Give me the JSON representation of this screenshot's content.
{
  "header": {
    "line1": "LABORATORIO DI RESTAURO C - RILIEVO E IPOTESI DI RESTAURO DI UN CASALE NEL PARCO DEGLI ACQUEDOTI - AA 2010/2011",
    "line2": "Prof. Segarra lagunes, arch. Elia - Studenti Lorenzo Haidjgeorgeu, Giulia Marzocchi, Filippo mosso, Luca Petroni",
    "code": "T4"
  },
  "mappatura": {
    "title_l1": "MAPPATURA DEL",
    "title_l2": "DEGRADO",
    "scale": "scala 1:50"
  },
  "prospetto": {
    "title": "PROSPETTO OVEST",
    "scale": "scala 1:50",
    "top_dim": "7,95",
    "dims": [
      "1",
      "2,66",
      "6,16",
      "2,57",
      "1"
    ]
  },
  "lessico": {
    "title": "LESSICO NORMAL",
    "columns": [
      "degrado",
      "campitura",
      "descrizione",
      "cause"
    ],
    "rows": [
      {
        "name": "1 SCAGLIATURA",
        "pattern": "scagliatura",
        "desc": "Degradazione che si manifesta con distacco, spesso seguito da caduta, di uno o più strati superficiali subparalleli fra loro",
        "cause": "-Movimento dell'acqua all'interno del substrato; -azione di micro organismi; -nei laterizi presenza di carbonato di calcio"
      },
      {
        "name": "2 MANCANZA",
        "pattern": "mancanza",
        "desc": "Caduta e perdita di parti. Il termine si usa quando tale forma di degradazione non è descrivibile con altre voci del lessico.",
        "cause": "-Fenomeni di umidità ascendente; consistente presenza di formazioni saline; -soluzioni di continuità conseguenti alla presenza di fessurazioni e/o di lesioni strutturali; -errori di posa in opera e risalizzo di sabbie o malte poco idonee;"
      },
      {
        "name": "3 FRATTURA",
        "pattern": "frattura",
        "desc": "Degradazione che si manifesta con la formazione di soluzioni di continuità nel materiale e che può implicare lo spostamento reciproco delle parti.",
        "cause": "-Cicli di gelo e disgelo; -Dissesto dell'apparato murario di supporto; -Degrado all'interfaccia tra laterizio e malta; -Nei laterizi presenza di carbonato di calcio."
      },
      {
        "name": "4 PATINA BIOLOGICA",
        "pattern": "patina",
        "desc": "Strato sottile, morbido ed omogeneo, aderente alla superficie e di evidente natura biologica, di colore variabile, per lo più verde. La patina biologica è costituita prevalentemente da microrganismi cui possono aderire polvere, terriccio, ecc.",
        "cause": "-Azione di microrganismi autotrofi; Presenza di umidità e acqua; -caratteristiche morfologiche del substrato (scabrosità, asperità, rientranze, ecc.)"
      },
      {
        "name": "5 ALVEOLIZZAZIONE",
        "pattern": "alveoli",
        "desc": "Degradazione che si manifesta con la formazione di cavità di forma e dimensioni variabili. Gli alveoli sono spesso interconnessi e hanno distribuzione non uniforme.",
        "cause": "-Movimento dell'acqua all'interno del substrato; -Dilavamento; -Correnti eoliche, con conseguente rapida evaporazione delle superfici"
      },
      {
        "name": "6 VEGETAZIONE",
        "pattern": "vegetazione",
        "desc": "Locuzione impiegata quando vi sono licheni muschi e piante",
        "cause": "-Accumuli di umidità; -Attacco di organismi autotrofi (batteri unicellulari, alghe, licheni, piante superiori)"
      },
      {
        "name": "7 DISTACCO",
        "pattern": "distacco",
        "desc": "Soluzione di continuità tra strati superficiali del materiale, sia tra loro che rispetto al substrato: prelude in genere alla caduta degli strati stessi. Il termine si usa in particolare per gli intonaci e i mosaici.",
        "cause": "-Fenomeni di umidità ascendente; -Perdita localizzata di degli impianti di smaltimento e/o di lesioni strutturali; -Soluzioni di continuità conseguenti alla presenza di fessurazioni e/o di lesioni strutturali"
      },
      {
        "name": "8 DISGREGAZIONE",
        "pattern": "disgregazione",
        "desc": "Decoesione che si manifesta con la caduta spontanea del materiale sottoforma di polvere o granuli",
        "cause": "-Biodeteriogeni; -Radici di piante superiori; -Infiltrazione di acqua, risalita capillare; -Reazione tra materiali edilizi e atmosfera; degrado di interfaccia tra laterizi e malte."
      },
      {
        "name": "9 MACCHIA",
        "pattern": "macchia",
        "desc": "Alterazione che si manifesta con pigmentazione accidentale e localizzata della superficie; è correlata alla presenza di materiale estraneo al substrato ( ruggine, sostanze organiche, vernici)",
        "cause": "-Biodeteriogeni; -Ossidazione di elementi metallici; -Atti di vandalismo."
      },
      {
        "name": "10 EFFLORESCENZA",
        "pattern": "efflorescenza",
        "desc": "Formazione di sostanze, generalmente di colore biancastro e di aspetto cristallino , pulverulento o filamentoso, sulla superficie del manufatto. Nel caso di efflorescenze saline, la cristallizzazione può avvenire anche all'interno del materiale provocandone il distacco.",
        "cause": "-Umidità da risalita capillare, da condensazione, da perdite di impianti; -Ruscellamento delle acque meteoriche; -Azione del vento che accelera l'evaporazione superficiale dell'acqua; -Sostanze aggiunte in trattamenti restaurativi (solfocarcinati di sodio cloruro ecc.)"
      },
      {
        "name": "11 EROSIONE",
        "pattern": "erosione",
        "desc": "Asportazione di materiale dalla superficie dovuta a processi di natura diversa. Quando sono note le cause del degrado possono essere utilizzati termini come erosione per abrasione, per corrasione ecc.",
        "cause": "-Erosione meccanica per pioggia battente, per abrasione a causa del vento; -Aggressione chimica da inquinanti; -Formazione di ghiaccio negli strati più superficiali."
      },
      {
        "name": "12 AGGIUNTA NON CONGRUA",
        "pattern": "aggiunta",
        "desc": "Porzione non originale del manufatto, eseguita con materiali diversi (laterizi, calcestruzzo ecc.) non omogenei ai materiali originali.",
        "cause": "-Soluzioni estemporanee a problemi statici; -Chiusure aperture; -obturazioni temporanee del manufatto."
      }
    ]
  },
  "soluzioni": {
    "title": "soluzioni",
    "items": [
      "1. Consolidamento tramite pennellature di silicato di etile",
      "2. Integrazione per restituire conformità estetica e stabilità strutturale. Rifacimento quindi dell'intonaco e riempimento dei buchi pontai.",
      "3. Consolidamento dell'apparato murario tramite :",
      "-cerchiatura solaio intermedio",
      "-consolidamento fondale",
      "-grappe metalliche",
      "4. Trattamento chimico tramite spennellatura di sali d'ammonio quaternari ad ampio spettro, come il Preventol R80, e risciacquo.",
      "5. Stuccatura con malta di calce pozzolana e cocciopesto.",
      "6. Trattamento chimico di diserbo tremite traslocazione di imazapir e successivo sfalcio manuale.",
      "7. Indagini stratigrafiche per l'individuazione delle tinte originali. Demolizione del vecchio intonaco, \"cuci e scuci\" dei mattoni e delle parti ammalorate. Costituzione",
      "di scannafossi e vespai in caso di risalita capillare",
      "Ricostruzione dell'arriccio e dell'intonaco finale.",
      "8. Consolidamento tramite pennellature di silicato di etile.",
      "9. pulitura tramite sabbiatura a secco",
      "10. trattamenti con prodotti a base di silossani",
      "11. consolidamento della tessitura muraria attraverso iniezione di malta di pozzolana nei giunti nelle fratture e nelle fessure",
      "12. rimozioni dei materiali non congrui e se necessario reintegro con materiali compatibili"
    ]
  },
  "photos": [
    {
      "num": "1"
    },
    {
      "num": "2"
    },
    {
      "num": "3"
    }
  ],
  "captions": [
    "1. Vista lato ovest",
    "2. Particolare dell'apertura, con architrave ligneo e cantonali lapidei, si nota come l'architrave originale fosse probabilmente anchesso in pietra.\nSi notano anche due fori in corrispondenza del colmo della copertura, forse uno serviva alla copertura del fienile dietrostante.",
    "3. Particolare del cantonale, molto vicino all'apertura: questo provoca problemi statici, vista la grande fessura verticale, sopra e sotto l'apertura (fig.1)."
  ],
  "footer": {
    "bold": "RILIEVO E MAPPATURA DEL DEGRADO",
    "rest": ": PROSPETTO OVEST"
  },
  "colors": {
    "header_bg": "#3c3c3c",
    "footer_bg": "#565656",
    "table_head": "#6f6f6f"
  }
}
==============================
:: Task statement ::
All lines in the data that contain the word "intonaco" should be copied.

:: Final result ::
      "2. Integrazione per restituire conformità estetica e stabilità strutturale. Rifacimento quindi dell'intonaco e riempimento dei buchi pontai.",
      "7. Indagini stratigrafiche per l'individuazione delle tinte originali. Demolizione del vecchio intonaco, \"cuci e scuci\" dei mattoni e delle parti ammalorate. Costituzione",
      "Ricostruzione dell'arriccio e dell'intonaco finale.",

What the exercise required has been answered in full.